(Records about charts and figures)
:::

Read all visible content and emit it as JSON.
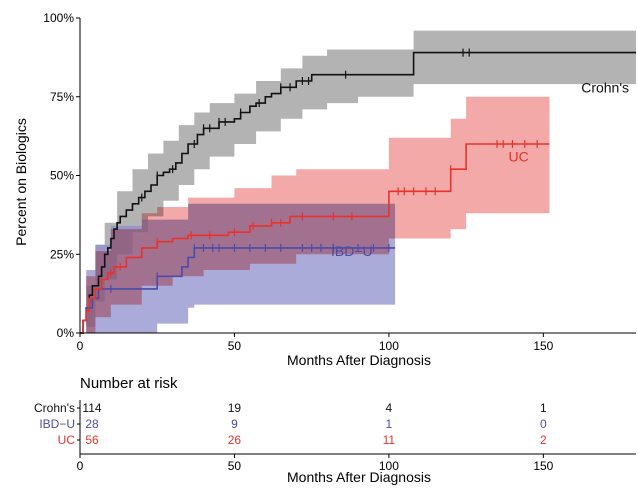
{
  "chart_data": {
    "type": "line",
    "subtype": "kaplan-meier-cumulative-incidence",
    "title": "",
    "xlabel": "Months After Diagnosis",
    "ylabel": "Percent on Biologics",
    "xlim": [
      0,
      180
    ],
    "ylim": [
      0,
      100
    ],
    "x_ticks": [
      0,
      50,
      100,
      150
    ],
    "x_tick_labels": [
      "0",
      "50",
      "100",
      "150"
    ],
    "y_ticks": [
      0,
      25,
      50,
      75,
      100
    ],
    "y_tick_labels": [
      "0%",
      "25%",
      "50%",
      "75%",
      "100%"
    ],
    "grid": false,
    "legend": "direct labels inside plot",
    "colors": {
      "crohns": "#111111",
      "ibdu": "#4b4ba8",
      "uc": "#e8322b"
    },
    "band_colors": {
      "crohns": "#9a9a9a",
      "ibdu": "#8f8fcc",
      "uc": "#f08c8c",
      "overlap": "#b04a9a"
    },
    "series": [
      {
        "name": "Crohn's",
        "label": "Crohn's",
        "label_at": [
          170,
          78
        ],
        "color": "#111111",
        "steps": [
          [
            0,
            0
          ],
          [
            1,
            4
          ],
          [
            2,
            8
          ],
          [
            3,
            12
          ],
          [
            4,
            15
          ],
          [
            6,
            18
          ],
          [
            7,
            21
          ],
          [
            8,
            25
          ],
          [
            9,
            27
          ],
          [
            10,
            30
          ],
          [
            11,
            33
          ],
          [
            12,
            35
          ],
          [
            13,
            37
          ],
          [
            15,
            39
          ],
          [
            17,
            41
          ],
          [
            19,
            43
          ],
          [
            21,
            45
          ],
          [
            23,
            47
          ],
          [
            25,
            50
          ],
          [
            27,
            51
          ],
          [
            29,
            52
          ],
          [
            31,
            54
          ],
          [
            33,
            57
          ],
          [
            35,
            60
          ],
          [
            38,
            63
          ],
          [
            40,
            65
          ],
          [
            45,
            67
          ],
          [
            50,
            68
          ],
          [
            52,
            70
          ],
          [
            55,
            72
          ],
          [
            57,
            73
          ],
          [
            60,
            75
          ],
          [
            62,
            76
          ],
          [
            65,
            78
          ],
          [
            70,
            80
          ],
          [
            75,
            82
          ],
          [
            88,
            82
          ],
          [
            108,
            89
          ],
          [
            180,
            89
          ]
        ],
        "ci_upper": [
          [
            0,
            0
          ],
          [
            2,
            15
          ],
          [
            5,
            28
          ],
          [
            8,
            35
          ],
          [
            12,
            45
          ],
          [
            17,
            52
          ],
          [
            22,
            57
          ],
          [
            27,
            61
          ],
          [
            32,
            66
          ],
          [
            37,
            70
          ],
          [
            42,
            73
          ],
          [
            50,
            76
          ],
          [
            57,
            80
          ],
          [
            65,
            84
          ],
          [
            72,
            88
          ],
          [
            80,
            90
          ],
          [
            90,
            90
          ],
          [
            108,
            96
          ],
          [
            180,
            96
          ]
        ],
        "ci_lower": [
          [
            0,
            0
          ],
          [
            2,
            2
          ],
          [
            5,
            10
          ],
          [
            8,
            17
          ],
          [
            12,
            25
          ],
          [
            17,
            32
          ],
          [
            22,
            37
          ],
          [
            27,
            42
          ],
          [
            32,
            47
          ],
          [
            37,
            52
          ],
          [
            42,
            56
          ],
          [
            50,
            60
          ],
          [
            57,
            64
          ],
          [
            65,
            68
          ],
          [
            72,
            71
          ],
          [
            80,
            73
          ],
          [
            90,
            75
          ],
          [
            108,
            79
          ],
          [
            180,
            79
          ]
        ],
        "censor_x": [
          20,
          25,
          30,
          37,
          40,
          42,
          45,
          47,
          52,
          58,
          65,
          68,
          72,
          74,
          86,
          124,
          126
        ]
      },
      {
        "name": "IBD−U",
        "label": "IBD−U",
        "label_at": [
          88,
          26
        ],
        "color": "#4b4ba8",
        "steps": [
          [
            0,
            0
          ],
          [
            1,
            4
          ],
          [
            2,
            8
          ],
          [
            4,
            11
          ],
          [
            6,
            14
          ],
          [
            25,
            18
          ],
          [
            33,
            21
          ],
          [
            35,
            24
          ],
          [
            37,
            27
          ],
          [
            102,
            27
          ]
        ],
        "ci_upper": [
          [
            0,
            0
          ],
          [
            2,
            20
          ],
          [
            5,
            28
          ],
          [
            10,
            34
          ],
          [
            20,
            36
          ],
          [
            35,
            41
          ],
          [
            102,
            41
          ]
        ],
        "ci_lower": [
          [
            0,
            0
          ],
          [
            15,
            0
          ],
          [
            25,
            3
          ],
          [
            35,
            8
          ],
          [
            37,
            9
          ],
          [
            102,
            9
          ]
        ],
        "censor_x": [
          10,
          25,
          37,
          40,
          43,
          45,
          50,
          55,
          60,
          65,
          72,
          75,
          78,
          82,
          90,
          95,
          100
        ]
      },
      {
        "name": "UC",
        "label": "UC",
        "label_at": [
          142,
          56
        ],
        "color": "#e8322b",
        "steps": [
          [
            0,
            0
          ],
          [
            1,
            4
          ],
          [
            2,
            7
          ],
          [
            3,
            11
          ],
          [
            5,
            14
          ],
          [
            7,
            17
          ],
          [
            9,
            19
          ],
          [
            11,
            21
          ],
          [
            15,
            24
          ],
          [
            20,
            27
          ],
          [
            25,
            29
          ],
          [
            30,
            30
          ],
          [
            35,
            31
          ],
          [
            48,
            32
          ],
          [
            55,
            34
          ],
          [
            62,
            35
          ],
          [
            68,
            37
          ],
          [
            98,
            37
          ],
          [
            100,
            45
          ],
          [
            112,
            45
          ],
          [
            120,
            52
          ],
          [
            125,
            60
          ],
          [
            152,
            60
          ]
        ],
        "ci_upper": [
          [
            0,
            0
          ],
          [
            2,
            18
          ],
          [
            5,
            26
          ],
          [
            10,
            33
          ],
          [
            20,
            38
          ],
          [
            25,
            40
          ],
          [
            35,
            43
          ],
          [
            50,
            46
          ],
          [
            62,
            50
          ],
          [
            70,
            52
          ],
          [
            98,
            52
          ],
          [
            100,
            62
          ],
          [
            120,
            68
          ],
          [
            125,
            75
          ],
          [
            152,
            75
          ]
        ],
        "ci_lower": [
          [
            0,
            0
          ],
          [
            5,
            5
          ],
          [
            10,
            9
          ],
          [
            20,
            15
          ],
          [
            30,
            18
          ],
          [
            40,
            20
          ],
          [
            55,
            22
          ],
          [
            70,
            25
          ],
          [
            98,
            25
          ],
          [
            100,
            30
          ],
          [
            120,
            33
          ],
          [
            125,
            38
          ],
          [
            152,
            38
          ]
        ],
        "censor_x": [
          10,
          13,
          25,
          36,
          42,
          50,
          56,
          62,
          65,
          72,
          82,
          88,
          103,
          105,
          108,
          112,
          115,
          120,
          135,
          137,
          140,
          144,
          148
        ]
      }
    ],
    "risk_table": {
      "title": "Number at risk",
      "xlabel": "Months After Diagnosis",
      "x_ticks": [
        0,
        50,
        100,
        150
      ],
      "x_tick_labels": [
        "0",
        "50",
        "100",
        "150"
      ],
      "rows": [
        {
          "label": "Crohn's",
          "color": "#111111",
          "values": [
            "114",
            "19",
            "4",
            "1"
          ]
        },
        {
          "label": "IBD−U",
          "color": "#4b4ba8",
          "values": [
            "28",
            "9",
            "1",
            "0"
          ]
        },
        {
          "label": "UC",
          "color": "#e8322b",
          "values": [
            "56",
            "26",
            "11",
            "2"
          ]
        }
      ]
    }
  }
}
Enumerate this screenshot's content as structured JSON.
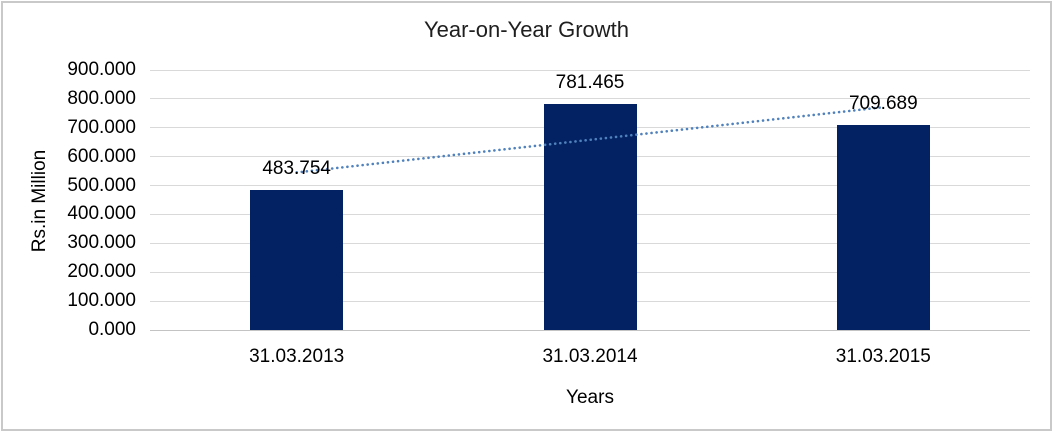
{
  "frame": {
    "background": "#ffffff",
    "border_color": "#c9c9c9"
  },
  "chart_data": {
    "type": "bar",
    "title": "Year-on-Year Growth",
    "categories": [
      "31.03.2013",
      "31.03.2014",
      "31.03.2015"
    ],
    "values": [
      483.754,
      781.465,
      709.689
    ],
    "data_labels": [
      "483.754",
      "781.465",
      "709.689"
    ],
    "xlabel": "Years",
    "ylabel": "Rs.in Million",
    "ylim": [
      0,
      900
    ],
    "ytick_step": 100,
    "ytick_labels": [
      "0.000",
      "100.000",
      "200.000",
      "300.000",
      "400.000",
      "500.000",
      "600.000",
      "700.000",
      "800.000",
      "900.000"
    ],
    "grid": true,
    "legend_position": "none",
    "bar_color": "#032264",
    "gridline_color": "#d9d9d9",
    "baseline_color": "#c3c3c3",
    "text_color": "#000000",
    "trendline": {
      "type": "linear",
      "style": "dotted",
      "color": "#4f81bd"
    }
  }
}
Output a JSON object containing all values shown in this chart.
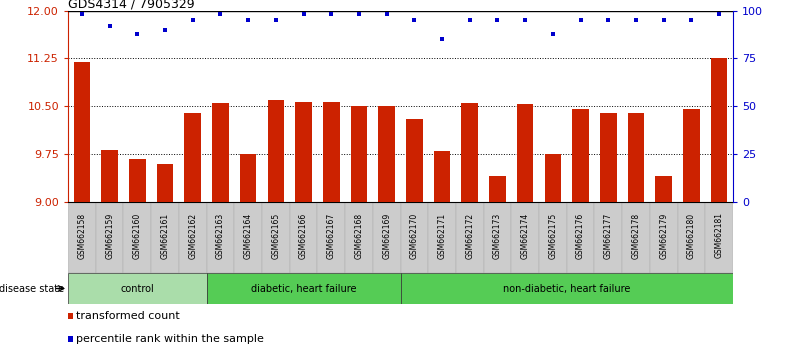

:::

▸ **Requirement**: Which lines hold the string "JSON"? List them all.

▸ **Complete answer**:
Read all visible content and emit it as JSON.
Enumerate this screenshot's content as structured JSON.
Output a JSON object containing all values shown in this chart.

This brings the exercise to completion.